- **STATED GOAL**
Write every line of the material out exactly as shown.

- **MATERIAL**

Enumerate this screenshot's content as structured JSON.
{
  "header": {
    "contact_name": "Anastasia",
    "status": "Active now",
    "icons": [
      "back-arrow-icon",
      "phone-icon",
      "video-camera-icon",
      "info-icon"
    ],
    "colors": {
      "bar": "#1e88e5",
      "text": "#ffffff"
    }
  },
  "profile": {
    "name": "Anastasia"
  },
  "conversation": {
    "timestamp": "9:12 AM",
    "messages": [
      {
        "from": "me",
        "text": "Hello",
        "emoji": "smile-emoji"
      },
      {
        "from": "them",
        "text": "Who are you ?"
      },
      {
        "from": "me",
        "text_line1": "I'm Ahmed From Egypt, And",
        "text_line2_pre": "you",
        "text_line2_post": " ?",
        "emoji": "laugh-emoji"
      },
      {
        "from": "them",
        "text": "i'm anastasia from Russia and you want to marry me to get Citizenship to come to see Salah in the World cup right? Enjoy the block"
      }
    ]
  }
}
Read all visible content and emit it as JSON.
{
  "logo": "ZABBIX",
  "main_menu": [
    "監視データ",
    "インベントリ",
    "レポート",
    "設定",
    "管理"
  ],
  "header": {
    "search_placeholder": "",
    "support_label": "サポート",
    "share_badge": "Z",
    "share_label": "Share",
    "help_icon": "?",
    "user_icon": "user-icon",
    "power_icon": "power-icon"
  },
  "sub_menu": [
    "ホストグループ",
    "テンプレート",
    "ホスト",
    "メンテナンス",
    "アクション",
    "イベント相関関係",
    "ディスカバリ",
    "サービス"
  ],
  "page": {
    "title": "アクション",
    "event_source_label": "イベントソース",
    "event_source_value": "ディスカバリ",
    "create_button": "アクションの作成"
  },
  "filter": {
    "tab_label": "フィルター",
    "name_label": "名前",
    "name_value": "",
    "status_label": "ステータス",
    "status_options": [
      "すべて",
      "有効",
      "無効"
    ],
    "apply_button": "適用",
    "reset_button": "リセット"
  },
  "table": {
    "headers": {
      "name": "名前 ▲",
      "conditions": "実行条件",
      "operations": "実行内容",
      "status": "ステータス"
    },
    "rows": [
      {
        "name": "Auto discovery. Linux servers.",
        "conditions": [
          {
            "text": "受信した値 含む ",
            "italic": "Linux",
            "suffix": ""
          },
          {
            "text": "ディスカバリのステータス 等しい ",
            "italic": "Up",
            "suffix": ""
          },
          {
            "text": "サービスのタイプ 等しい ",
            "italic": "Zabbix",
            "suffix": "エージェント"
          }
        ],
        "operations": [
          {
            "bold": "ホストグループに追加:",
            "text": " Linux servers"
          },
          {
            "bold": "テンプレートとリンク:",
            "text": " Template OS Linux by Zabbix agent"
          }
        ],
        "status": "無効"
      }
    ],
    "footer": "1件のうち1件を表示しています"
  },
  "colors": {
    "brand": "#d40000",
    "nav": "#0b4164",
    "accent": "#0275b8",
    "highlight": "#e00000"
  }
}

- **RESPONSE TO THE EXERCISE**
Enumerate this screenshot's content as structured JSON.
{
  "header": {
    "contact_name": "Anastasia",
    "status": "Active now",
    "icons": [
      "back-arrow-icon",
      "phone-icon",
      "video-camera-icon",
      "info-icon"
    ],
    "colors": {
      "bar": "#1e88e5",
      "text": "#ffffff"
    }
  },
  "profile": {
    "name": "Anastasia"
  },
  "conversation": {
    "timestamp": "9:12 AM",
    "messages": [
      {
        "from": "me",
        "text": "Hello",
        "emoji": "smile-emoji"
      },
      {
        "from": "them",
        "text": "Who are you ?"
      },
      {
        "from": "me",
        "text_line1": "I'm Ahmed From Egypt, And",
        "text_line2_pre": "you",
        "text_line2_post": " ?",
        "emoji": "laugh-emoji"
      },
      {
        "from": "them",
        "text": "i'm anastasia from Russia and you want to marry me to get Citizenship to come to see Salah in the World cup right? Enjoy the block"
      }
    ]
  }
}
Read all visible content and emit it as JSON.
{
  "logo": "ZABBIX",
  "main_menu": [
    "監視データ",
    "インベントリ",
    "レポート",
    "設定",
    "管理"
  ],
  "header": {
    "search_placeholder": "",
    "support_label": "サポート",
    "share_badge": "Z",
    "share_label": "Share",
    "help_icon": "?",
    "user_icon": "user-icon",
    "power_icon": "power-icon"
  },
  "sub_menu": [
    "ホストグループ",
    "テンプレート",
    "ホスト",
    "メンテナンス",
    "アクション",
    "イベント相関関係",
    "ディスカバリ",
    "サービス"
  ],
  "page": {
    "title": "アクション",
    "event_source_label": "イベントソース",
    "event_source_value": "ディスカバリ",
    "create_button": "アクションの作成"
  },
  "filter": {
    "tab_label": "フィルター",
    "name_label": "名前",
    "name_value": "",
    "status_label": "ステータス",
    "status_options": [
      "すべて",
      "有効",
      "無効"
    ],
    "apply_button": "適用",
    "reset_button": "リセット"
  },
  "table": {
    "headers": {
      "name": "名前 ▲",
      "conditions": "実行条件",
      "operations": "実行内容",
      "status": "ステータス"
    },
    "rows": [
      {
        "name": "Auto discovery. Linux servers.",
        "conditions": [
          {
            "text": "受信した値 含む ",
            "italic": "Linux",
            "suffix": ""
          },
          {
            "text": "ディスカバリのステータス 等しい ",
            "italic": "Up",
            "suffix": ""
          },
          {
            "text": "サービスのタイプ 等しい ",
            "italic": "Zabbix",
            "suffix": "エージェント"
          }
        ],
        "operations": [
          {
            "bold": "ホストグループに追加:",
            "text": " Linux servers"
          },
          {
            "bold": "テンプレートとリンク:",
            "text": " Template OS Linux by Zabbix agent"
          }
        ],
        "status": "無効"
      }
    ],
    "footer": "1件のうち1件を表示しています"
  },
  "colors": {
    "brand": "#d40000",
    "nav": "#0b4164",
    "accent": "#0275b8",
    "highlight": "#e00000"
  }
}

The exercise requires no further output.